*Challenge*. Copy the data below exactly.

Extracted data entries:
[start]

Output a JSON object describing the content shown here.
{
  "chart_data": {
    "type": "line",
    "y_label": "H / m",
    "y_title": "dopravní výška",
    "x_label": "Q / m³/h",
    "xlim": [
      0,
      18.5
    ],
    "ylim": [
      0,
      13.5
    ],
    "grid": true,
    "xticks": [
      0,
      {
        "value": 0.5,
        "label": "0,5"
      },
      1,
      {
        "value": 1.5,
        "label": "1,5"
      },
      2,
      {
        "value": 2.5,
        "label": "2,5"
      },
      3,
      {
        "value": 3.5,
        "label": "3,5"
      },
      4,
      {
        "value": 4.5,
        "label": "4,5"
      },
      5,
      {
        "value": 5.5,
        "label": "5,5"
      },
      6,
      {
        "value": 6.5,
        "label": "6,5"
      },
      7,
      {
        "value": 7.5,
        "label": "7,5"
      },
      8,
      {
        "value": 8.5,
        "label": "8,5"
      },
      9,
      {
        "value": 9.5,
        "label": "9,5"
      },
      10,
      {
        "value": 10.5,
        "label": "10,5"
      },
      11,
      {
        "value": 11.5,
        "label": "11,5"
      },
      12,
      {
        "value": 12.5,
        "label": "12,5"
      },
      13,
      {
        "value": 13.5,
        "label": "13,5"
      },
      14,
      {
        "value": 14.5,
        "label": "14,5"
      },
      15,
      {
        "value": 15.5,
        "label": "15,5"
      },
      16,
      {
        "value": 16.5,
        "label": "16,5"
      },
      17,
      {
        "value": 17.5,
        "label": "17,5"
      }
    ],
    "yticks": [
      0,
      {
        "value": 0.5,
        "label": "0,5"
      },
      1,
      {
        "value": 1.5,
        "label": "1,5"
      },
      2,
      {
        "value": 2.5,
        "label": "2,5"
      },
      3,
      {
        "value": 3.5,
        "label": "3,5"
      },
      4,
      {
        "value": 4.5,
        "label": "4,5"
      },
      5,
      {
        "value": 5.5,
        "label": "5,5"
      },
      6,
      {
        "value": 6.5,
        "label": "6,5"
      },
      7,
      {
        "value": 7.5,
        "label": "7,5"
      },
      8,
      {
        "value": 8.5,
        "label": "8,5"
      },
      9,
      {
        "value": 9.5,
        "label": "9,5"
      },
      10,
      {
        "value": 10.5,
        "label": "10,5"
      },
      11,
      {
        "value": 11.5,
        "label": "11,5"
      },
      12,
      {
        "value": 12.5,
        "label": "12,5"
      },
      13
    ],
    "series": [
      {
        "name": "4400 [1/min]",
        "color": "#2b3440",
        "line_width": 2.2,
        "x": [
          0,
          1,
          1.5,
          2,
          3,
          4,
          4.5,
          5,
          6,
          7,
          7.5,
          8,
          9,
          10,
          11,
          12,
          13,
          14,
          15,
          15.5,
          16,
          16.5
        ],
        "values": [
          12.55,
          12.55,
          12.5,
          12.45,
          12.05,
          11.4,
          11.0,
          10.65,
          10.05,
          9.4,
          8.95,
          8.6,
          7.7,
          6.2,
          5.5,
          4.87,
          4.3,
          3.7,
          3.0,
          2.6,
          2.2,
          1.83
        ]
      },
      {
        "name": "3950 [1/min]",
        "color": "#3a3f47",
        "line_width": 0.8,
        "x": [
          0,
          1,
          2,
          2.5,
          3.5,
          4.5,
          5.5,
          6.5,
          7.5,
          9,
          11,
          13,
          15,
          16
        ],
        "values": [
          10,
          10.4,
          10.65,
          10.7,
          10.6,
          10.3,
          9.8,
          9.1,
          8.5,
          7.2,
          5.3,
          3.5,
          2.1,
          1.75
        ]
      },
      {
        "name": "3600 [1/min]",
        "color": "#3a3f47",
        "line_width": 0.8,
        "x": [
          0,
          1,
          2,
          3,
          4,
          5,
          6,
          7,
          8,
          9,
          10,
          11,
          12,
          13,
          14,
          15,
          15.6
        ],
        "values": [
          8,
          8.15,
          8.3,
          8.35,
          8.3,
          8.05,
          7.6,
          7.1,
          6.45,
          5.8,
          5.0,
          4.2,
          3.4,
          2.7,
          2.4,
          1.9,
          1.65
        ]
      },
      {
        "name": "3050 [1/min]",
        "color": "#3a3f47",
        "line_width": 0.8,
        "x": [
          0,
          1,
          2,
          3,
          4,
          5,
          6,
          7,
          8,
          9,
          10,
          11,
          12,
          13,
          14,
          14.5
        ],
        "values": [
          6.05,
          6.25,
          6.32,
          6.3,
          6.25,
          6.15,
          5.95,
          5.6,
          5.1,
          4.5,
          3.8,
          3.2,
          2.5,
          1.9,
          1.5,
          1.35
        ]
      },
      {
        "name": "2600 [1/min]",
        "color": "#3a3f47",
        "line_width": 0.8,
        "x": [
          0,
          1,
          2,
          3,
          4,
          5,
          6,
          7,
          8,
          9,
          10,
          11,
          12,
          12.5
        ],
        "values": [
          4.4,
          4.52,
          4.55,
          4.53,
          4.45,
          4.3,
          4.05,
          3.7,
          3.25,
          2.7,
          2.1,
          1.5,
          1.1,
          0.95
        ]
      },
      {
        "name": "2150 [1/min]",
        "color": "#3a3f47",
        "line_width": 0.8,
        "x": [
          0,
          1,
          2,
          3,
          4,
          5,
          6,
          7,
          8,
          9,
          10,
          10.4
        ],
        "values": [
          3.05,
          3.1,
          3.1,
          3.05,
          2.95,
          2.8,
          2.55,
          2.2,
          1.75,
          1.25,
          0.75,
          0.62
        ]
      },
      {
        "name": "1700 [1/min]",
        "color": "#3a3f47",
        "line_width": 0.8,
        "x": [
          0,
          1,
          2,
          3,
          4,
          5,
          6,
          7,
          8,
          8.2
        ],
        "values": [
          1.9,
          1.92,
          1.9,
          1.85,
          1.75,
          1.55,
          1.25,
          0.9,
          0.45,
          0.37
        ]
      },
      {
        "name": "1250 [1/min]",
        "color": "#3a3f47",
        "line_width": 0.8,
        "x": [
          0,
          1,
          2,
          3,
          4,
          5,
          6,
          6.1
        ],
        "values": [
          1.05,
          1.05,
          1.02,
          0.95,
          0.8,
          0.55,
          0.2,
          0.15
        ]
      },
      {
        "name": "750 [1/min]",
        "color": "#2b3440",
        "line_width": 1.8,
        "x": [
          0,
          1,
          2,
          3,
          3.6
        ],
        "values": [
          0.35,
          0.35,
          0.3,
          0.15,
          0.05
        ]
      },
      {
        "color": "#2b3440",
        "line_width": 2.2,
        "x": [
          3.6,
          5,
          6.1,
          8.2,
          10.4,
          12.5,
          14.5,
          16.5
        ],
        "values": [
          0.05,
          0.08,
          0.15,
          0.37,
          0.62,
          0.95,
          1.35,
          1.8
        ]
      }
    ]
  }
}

[end]

*Complete output*.
Output a JSON object describing the content shown here.
{
  "chart_data": {
    "type": "line",
    "y_label": "H / m",
    "y_title": "dopravní výška",
    "x_label": "Q / m³/h",
    "xlim": [
      0,
      18.5
    ],
    "ylim": [
      0,
      13.5
    ],
    "grid": true,
    "xticks": [
      0,
      {
        "value": 0.5,
        "label": "0,5"
      },
      1,
      {
        "value": 1.5,
        "label": "1,5"
      },
      2,
      {
        "value": 2.5,
        "label": "2,5"
      },
      3,
      {
        "value": 3.5,
        "label": "3,5"
      },
      4,
      {
        "value": 4.5,
        "label": "4,5"
      },
      5,
      {
        "value": 5.5,
        "label": "5,5"
      },
      6,
      {
        "value": 6.5,
        "label": "6,5"
      },
      7,
      {
        "value": 7.5,
        "label": "7,5"
      },
      8,
      {
        "value": 8.5,
        "label": "8,5"
      },
      9,
      {
        "value": 9.5,
        "label": "9,5"
      },
      10,
      {
        "value": 10.5,
        "label": "10,5"
      },
      11,
      {
        "value": 11.5,
        "label": "11,5"
      },
      12,
      {
        "value": 12.5,
        "label": "12,5"
      },
      13,
      {
        "value": 13.5,
        "label": "13,5"
      },
      14,
      {
        "value": 14.5,
        "label": "14,5"
      },
      15,
      {
        "value": 15.5,
        "label": "15,5"
      },
      16,
      {
        "value": 16.5,
        "label": "16,5"
      },
      17,
      {
        "value": 17.5,
        "label": "17,5"
      }
    ],
    "yticks": [
      0,
      {
        "value": 0.5,
        "label": "0,5"
      },
      1,
      {
        "value": 1.5,
        "label": "1,5"
      },
      2,
      {
        "value": 2.5,
        "label": "2,5"
      },
      3,
      {
        "value": 3.5,
        "label": "3,5"
      },
      4,
      {
        "value": 4.5,
        "label": "4,5"
      },
      5,
      {
        "value": 5.5,
        "label": "5,5"
      },
      6,
      {
        "value": 6.5,
        "label": "6,5"
      },
      7,
      {
        "value": 7.5,
        "label": "7,5"
      },
      8,
      {
        "value": 8.5,
        "label": "8,5"
      },
      9,
      {
        "value": 9.5,
        "label": "9,5"
      },
      10,
      {
        "value": 10.5,
        "label": "10,5"
      },
      11,
      {
        "value": 11.5,
        "label": "11,5"
      },
      12,
      {
        "value": 12.5,
        "label": "12,5"
      },
      13
    ],
    "series": [
      {
        "name": "4400 [1/min]",
        "color": "#2b3440",
        "line_width": 2.2,
        "x": [
          0,
          1,
          1.5,
          2,
          3,
          4,
          4.5,
          5,
          6,
          7,
          7.5,
          8,
          9,
          10,
          11,
          12,
          13,
          14,
          15,
          15.5,
          16,
          16.5
        ],
        "values": [
          12.55,
          12.55,
          12.5,
          12.45,
          12.05,
          11.4,
          11.0,
          10.65,
          10.05,
          9.4,
          8.95,
          8.6,
          7.7,
          6.2,
          5.5,
          4.87,
          4.3,
          3.7,
          3.0,
          2.6,
          2.2,
          1.83
        ]
      },
      {
        "name": "3950 [1/min]",
        "color": "#3a3f47",
        "line_width": 0.8,
        "x": [
          0,
          1,
          2,
          2.5,
          3.5,
          4.5,
          5.5,
          6.5,
          7.5,
          9,
          11,
          13,
          15,
          16
        ],
        "values": [
          10,
          10.4,
          10.65,
          10.7,
          10.6,
          10.3,
          9.8,
          9.1,
          8.5,
          7.2,
          5.3,
          3.5,
          2.1,
          1.75
        ]
      },
      {
        "name": "3600 [1/min]",
        "color": "#3a3f47",
        "line_width": 0.8,
        "x": [
          0,
          1,
          2,
          3,
          4,
          5,
          6,
          7,
          8,
          9,
          10,
          11,
          12,
          13,
          14,
          15,
          15.6
        ],
        "values": [
          8,
          8.15,
          8.3,
          8.35,
          8.3,
          8.05,
          7.6,
          7.1,
          6.45,
          5.8,
          5.0,
          4.2,
          3.4,
          2.7,
          2.4,
          1.9,
          1.65
        ]
      },
      {
        "name": "3050 [1/min]",
        "color": "#3a3f47",
        "line_width": 0.8,
        "x": [
          0,
          1,
          2,
          3,
          4,
          5,
          6,
          7,
          8,
          9,
          10,
          11,
          12,
          13,
          14,
          14.5
        ],
        "values": [
          6.05,
          6.25,
          6.32,
          6.3,
          6.25,
          6.15,
          5.95,
          5.6,
          5.1,
          4.5,
          3.8,
          3.2,
          2.5,
          1.9,
          1.5,
          1.35
        ]
      },
      {
        "name": "2600 [1/min]",
        "color": "#3a3f47",
        "line_width": 0.8,
        "x": [
          0,
          1,
          2,
          3,
          4,
          5,
          6,
          7,
          8,
          9,
          10,
          11,
          12,
          12.5
        ],
        "values": [
          4.4,
          4.52,
          4.55,
          4.53,
          4.45,
          4.3,
          4.05,
          3.7,
          3.25,
          2.7,
          2.1,
          1.5,
          1.1,
          0.95
        ]
      },
      {
        "name": "2150 [1/min]",
        "color": "#3a3f47",
        "line_width": 0.8,
        "x": [
          0,
          1,
          2,
          3,
          4,
          5,
          6,
          7,
          8,
          9,
          10,
          10.4
        ],
        "values": [
          3.05,
          3.1,
          3.1,
          3.05,
          2.95,
          2.8,
          2.55,
          2.2,
          1.75,
          1.25,
          0.75,
          0.62
        ]
      },
      {
        "name": "1700 [1/min]",
        "color": "#3a3f47",
        "line_width": 0.8,
        "x": [
          0,
          1,
          2,
          3,
          4,
          5,
          6,
          7,
          8,
          8.2
        ],
        "values": [
          1.9,
          1.92,
          1.9,
          1.85,
          1.75,
          1.55,
          1.25,
          0.9,
          0.45,
          0.37
        ]
      },
      {
        "name": "1250 [1/min]",
        "color": "#3a3f47",
        "line_width": 0.8,
        "x": [
          0,
          1,
          2,
          3,
          4,
          5,
          6,
          6.1
        ],
        "values": [
          1.05,
          1.05,
          1.02,
          0.95,
          0.8,
          0.55,
          0.2,
          0.15
        ]
      },
      {
        "name": "750 [1/min]",
        "color": "#2b3440",
        "line_width": 1.8,
        "x": [
          0,
          1,
          2,
          3,
          3.6
        ],
        "values": [
          0.35,
          0.35,
          0.3,
          0.15,
          0.05
        ]
      },
      {
        "color": "#2b3440",
        "line_width": 2.2,
        "x": [
          3.6,
          5,
          6.1,
          8.2,
          10.4,
          12.5,
          14.5,
          16.5
        ],
        "values": [
          0.05,
          0.08,
          0.15,
          0.37,
          0.62,
          0.95,
          1.35,
          1.8
        ]
      }
    ]
  }
}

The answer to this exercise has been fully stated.